_Your task_
Filter out everything except lines holding "高级财务会计".

begin Source data

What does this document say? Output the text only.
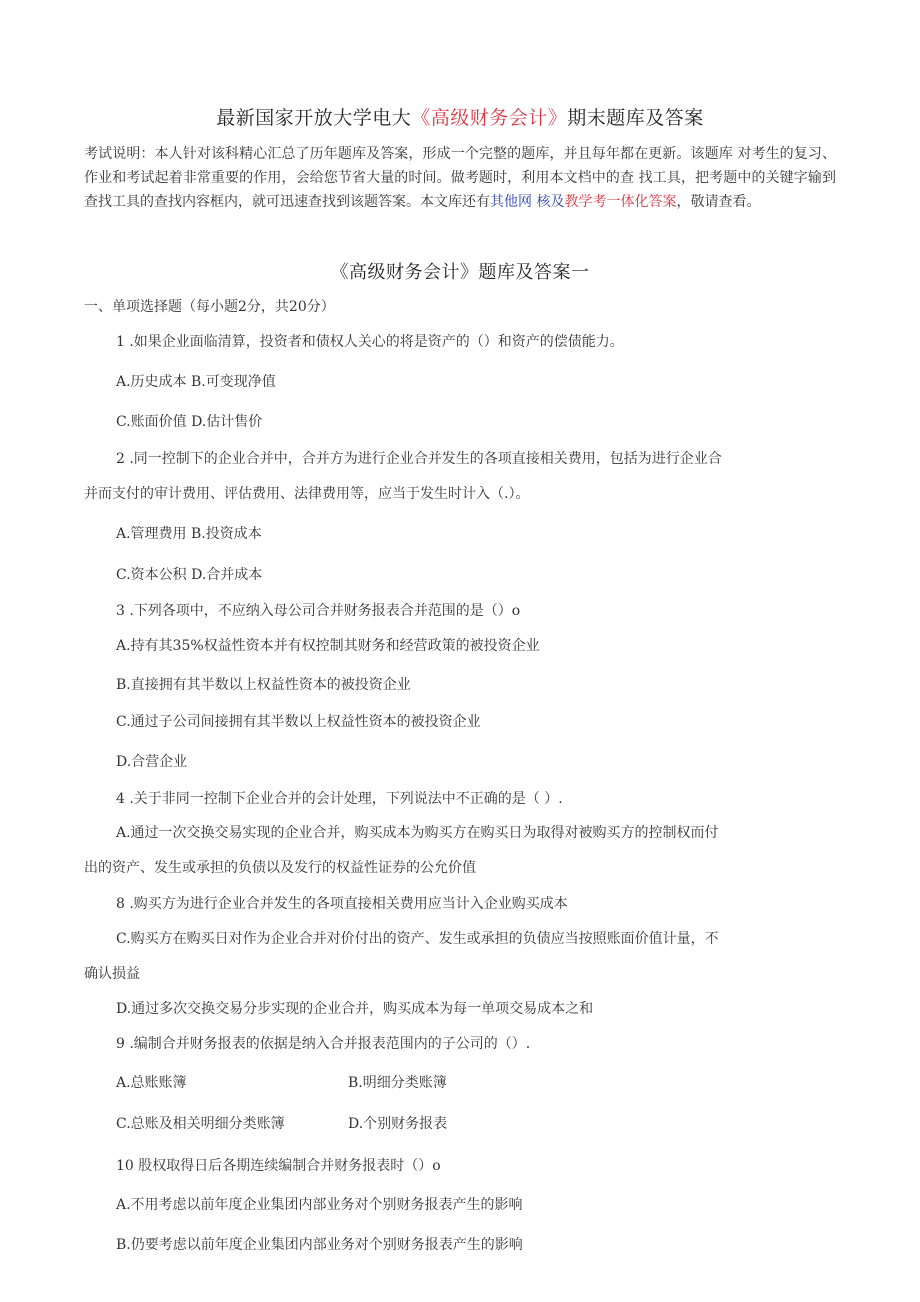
最新国家开放大学电大《高级财务会计》期末题库及答案
考试说明：本人针对该科精心汇总了历年题库及答案，形成一个完整的题库，并且每年都在更新。该题库 对考生的复习、作业和考试起着非常重要的作用，会给您节省大量的时间。做考题时，利用本文档中的查 找工具，把考题中的关键字输到查找工具的查找内容框内，就可迅速查找到该题答案。本文库还有其他网 核及教学考一体化答案，敬请查看。
《高级财务会计》题库及答案一
一、单项选择题（每小题2分，共20分）
1 .如果企业面临清算，投资者和债权人关心的将是资产的（）和资产的偿债能力。
A.历史成本 B.可变现净值
C.账面价值 D.估计售价
2 .同一控制下的企业合并中，合并方为进行企业合并发生的各项直接相关费用，包括为进行企业合
并而支付的审计费用、评估费用、法律费用等，应当于发生时计入（.）。
A.管理费用 B.投资成本
C.资本公积 D.合并成本
3 .下列各项中，不应纳入母公司合并财务报表合并范围的是（）o
A.持有其35%权益性资本并有权控制其财务和经营政策的被投资企业
B.直接拥有其半数以上权益性资本的被投资企业
C.通过子公司间接拥有其半数以上权益性资本的被投资企业
D.合营企业
4 .关于非同一控制下企业合并的会计处理，下列说法中不正确的是（ ）.
A.通过一次交换交易实现的企业合并，购买成本为购买方在购买日为取得对被购买方的控制权而付
出的资产、发生或承担的负债以及发行的权益性证券的公允价值
8 .购买方为进行企业合并发生的各项直接相关费用应当计入企业购买成本
C.购买方在购买日对作为企业合并对价付出的资产、发生或承担的负债应当按照账面价值计量，不
确认损益
D.通过多次交换交易分步实现的企业合并，购买成本为每一单项交易成本之和
9 .编制合并财务报表的依据是纳入合并报表范围内的子公司的（）.
A.总账账簿	B.明细分类账簿
C.总账及相关明细分类账簿	D.个别财务报表
10 股权取得日后各期连续编制合并财务报表时（）o
A.不用考虑以前年度企业集团内部业务对个别财务报表产生的影响
B.仍要考虑以前年度企业集团内部业务对个别财务报表产生的影响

end Source data

_Worked solution_
最新国家开放大学电大《高级财务会计》期末题库及答案
《高级财务会计》题库及答案一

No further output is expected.